Dataset extract
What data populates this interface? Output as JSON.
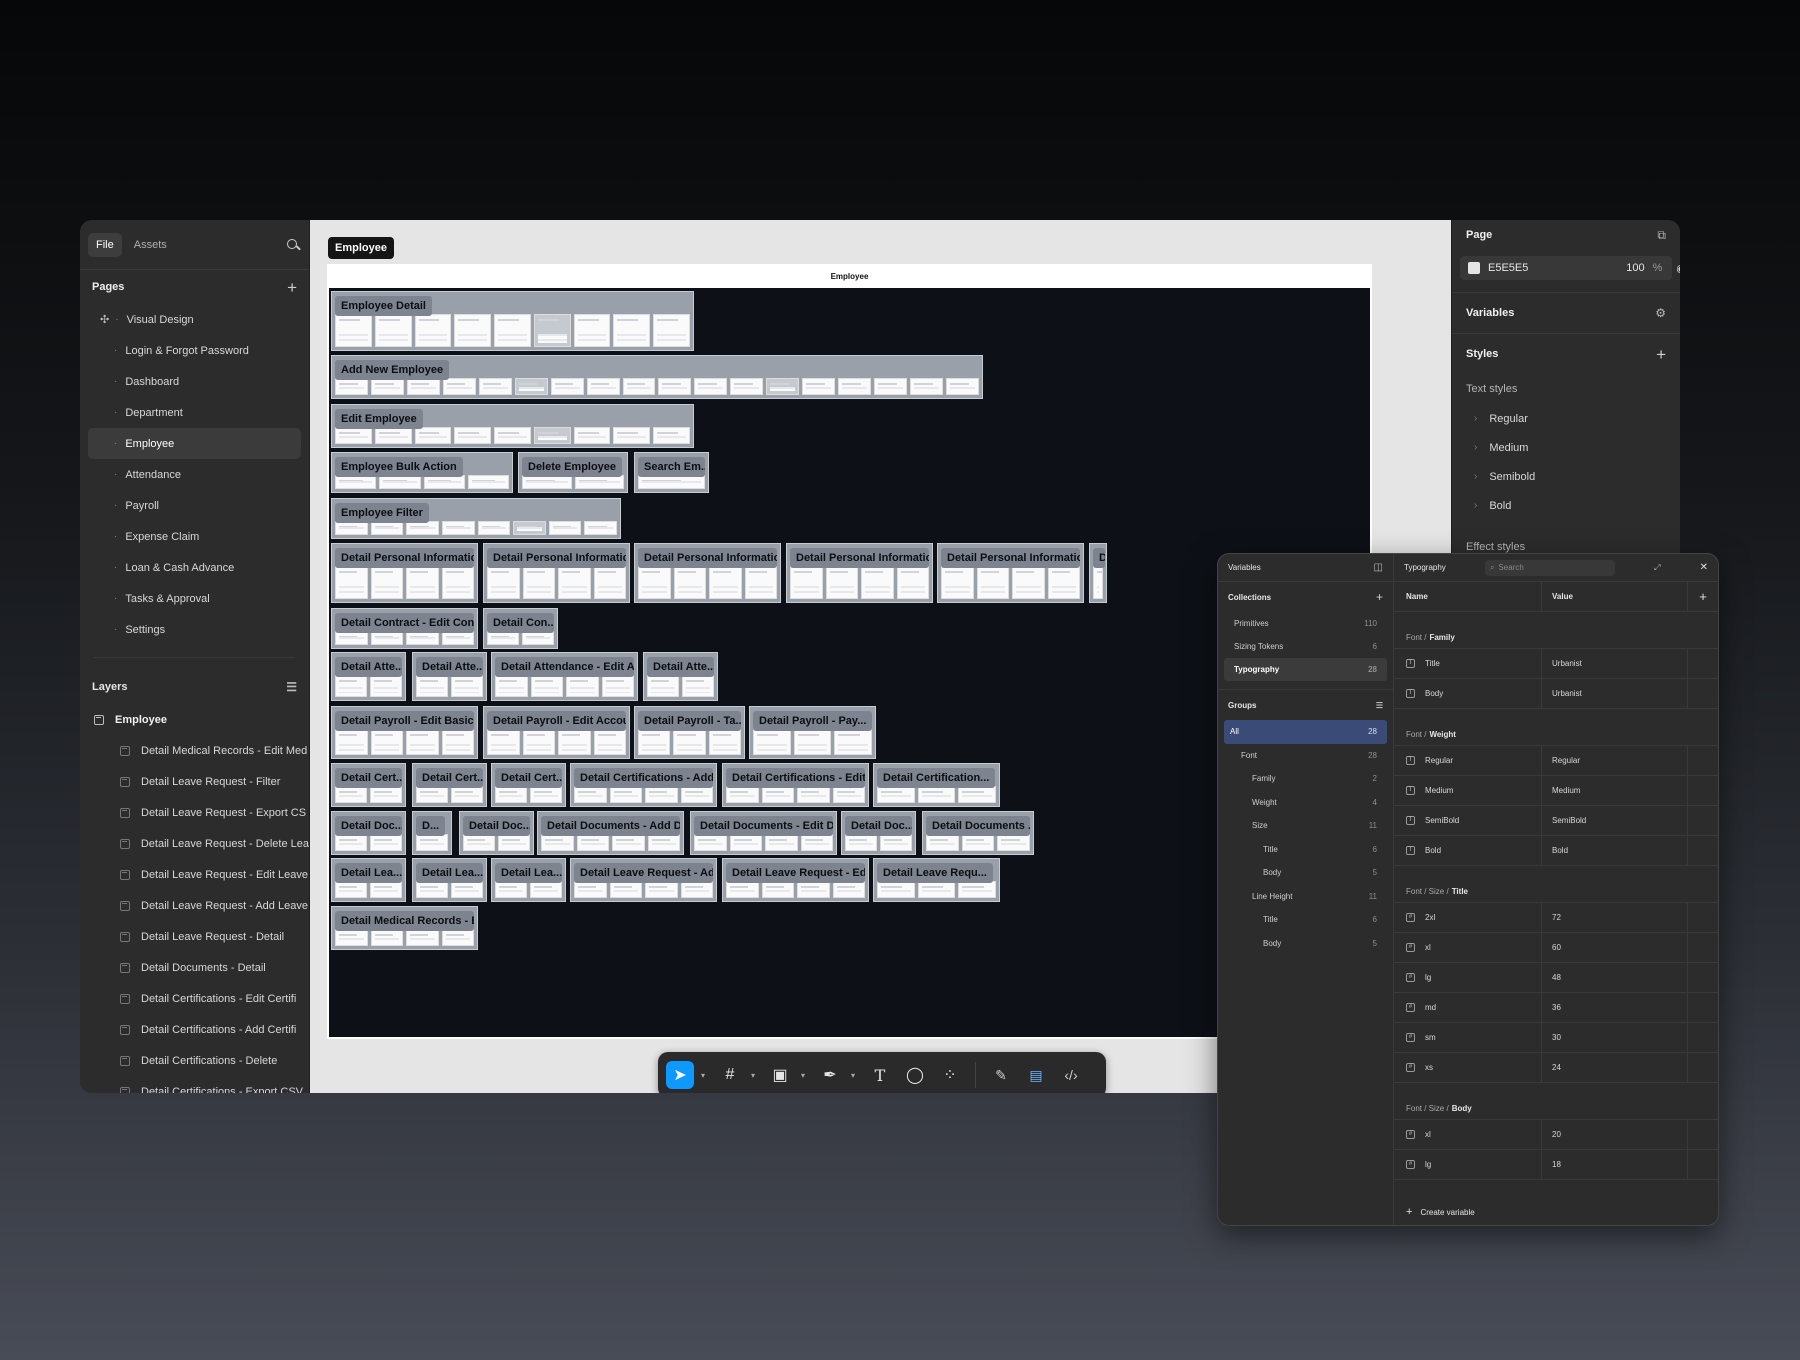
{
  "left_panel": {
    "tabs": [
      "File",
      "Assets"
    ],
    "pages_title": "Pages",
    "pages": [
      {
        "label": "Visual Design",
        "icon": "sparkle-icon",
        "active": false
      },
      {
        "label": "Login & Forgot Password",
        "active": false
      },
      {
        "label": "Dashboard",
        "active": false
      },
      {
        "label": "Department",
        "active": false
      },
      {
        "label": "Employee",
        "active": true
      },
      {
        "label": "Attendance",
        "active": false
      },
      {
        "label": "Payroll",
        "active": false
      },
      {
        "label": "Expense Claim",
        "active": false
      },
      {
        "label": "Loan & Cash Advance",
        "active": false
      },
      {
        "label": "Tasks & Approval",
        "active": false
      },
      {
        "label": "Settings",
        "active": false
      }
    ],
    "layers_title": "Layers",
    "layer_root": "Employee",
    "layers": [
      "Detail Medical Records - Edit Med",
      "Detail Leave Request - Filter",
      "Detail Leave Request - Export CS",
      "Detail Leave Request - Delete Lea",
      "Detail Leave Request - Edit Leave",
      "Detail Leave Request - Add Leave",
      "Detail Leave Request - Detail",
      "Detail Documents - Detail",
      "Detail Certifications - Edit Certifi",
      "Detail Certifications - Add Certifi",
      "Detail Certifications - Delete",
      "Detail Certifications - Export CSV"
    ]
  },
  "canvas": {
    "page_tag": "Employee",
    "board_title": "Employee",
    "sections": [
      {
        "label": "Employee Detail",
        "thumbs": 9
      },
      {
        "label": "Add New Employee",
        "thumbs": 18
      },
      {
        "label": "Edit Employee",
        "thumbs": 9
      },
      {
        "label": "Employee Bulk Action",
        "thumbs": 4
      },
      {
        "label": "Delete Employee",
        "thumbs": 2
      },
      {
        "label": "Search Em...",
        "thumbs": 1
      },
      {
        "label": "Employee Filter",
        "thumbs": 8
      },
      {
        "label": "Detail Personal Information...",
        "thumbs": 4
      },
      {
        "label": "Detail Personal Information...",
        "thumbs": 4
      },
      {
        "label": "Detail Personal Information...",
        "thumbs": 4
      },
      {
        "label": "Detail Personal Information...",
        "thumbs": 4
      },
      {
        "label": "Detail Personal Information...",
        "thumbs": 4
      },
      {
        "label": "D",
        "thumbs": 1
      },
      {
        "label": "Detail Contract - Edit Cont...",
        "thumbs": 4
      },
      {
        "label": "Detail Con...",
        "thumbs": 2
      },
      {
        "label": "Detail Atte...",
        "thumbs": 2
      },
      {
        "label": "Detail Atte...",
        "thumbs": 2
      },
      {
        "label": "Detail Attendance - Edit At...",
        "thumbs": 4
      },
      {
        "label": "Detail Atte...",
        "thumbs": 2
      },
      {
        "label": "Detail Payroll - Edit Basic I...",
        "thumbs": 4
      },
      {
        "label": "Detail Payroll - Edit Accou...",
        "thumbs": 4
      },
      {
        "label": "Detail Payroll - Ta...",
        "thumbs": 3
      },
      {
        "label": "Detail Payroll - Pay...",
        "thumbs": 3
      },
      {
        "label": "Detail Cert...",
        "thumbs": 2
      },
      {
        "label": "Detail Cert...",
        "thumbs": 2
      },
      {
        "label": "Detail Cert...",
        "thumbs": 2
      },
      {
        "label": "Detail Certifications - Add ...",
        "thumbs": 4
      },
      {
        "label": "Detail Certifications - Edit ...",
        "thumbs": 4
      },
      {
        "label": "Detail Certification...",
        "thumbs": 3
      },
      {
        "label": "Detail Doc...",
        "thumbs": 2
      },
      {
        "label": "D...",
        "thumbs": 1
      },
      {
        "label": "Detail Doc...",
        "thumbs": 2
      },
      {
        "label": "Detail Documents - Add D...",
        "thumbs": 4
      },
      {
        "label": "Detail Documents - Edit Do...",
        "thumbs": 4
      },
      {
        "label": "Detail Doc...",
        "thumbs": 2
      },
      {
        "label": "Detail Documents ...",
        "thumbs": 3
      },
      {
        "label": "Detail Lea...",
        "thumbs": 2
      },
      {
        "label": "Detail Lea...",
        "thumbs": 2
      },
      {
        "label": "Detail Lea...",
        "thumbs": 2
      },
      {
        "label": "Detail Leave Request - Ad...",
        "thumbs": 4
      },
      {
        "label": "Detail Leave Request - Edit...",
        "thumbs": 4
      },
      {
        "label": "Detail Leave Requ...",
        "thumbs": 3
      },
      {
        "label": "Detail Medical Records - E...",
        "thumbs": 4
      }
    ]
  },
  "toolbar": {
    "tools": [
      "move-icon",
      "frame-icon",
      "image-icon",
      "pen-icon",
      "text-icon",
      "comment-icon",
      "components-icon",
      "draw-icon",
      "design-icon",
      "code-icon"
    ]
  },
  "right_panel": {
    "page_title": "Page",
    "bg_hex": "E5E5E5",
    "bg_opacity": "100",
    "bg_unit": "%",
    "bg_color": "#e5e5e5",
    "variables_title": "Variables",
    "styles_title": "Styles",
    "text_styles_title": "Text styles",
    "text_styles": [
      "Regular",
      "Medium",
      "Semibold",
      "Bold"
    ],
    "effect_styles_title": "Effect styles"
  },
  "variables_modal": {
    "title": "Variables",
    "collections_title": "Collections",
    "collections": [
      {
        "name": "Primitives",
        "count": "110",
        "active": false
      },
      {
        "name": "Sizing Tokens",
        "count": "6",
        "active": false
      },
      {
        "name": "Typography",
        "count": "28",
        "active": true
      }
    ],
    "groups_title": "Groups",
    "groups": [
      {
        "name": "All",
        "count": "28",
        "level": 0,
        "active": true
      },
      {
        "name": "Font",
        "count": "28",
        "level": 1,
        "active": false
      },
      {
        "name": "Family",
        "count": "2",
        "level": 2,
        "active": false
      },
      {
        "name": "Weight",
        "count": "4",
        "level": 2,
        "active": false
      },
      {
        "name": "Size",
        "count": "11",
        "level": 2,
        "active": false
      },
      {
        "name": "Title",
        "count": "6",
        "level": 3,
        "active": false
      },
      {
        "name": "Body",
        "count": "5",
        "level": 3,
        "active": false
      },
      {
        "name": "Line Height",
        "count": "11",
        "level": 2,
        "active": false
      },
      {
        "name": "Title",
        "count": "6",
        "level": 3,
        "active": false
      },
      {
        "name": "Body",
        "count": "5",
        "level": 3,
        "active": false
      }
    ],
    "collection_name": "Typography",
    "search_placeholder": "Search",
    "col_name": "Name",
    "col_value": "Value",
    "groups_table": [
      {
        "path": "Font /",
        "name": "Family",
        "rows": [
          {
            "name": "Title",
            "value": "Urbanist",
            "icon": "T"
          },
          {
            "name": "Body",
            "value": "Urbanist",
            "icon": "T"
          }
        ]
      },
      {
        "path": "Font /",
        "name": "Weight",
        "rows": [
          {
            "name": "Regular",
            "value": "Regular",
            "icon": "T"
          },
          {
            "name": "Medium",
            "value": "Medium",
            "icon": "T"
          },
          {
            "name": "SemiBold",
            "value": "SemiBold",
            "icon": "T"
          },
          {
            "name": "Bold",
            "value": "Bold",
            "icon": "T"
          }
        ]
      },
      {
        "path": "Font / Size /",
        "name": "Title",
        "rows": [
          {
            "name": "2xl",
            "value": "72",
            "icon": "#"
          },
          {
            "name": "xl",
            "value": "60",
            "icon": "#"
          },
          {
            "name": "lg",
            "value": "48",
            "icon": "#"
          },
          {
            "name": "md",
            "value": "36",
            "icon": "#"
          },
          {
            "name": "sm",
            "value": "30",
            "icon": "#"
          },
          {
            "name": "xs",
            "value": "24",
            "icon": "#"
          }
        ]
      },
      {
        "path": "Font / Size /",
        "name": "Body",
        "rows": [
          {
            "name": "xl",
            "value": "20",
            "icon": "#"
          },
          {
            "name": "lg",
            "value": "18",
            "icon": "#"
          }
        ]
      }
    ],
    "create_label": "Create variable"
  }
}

Task statement
Find the number of lines in which the word "Employee" occurs, and write nothing but that number.

Task solution
10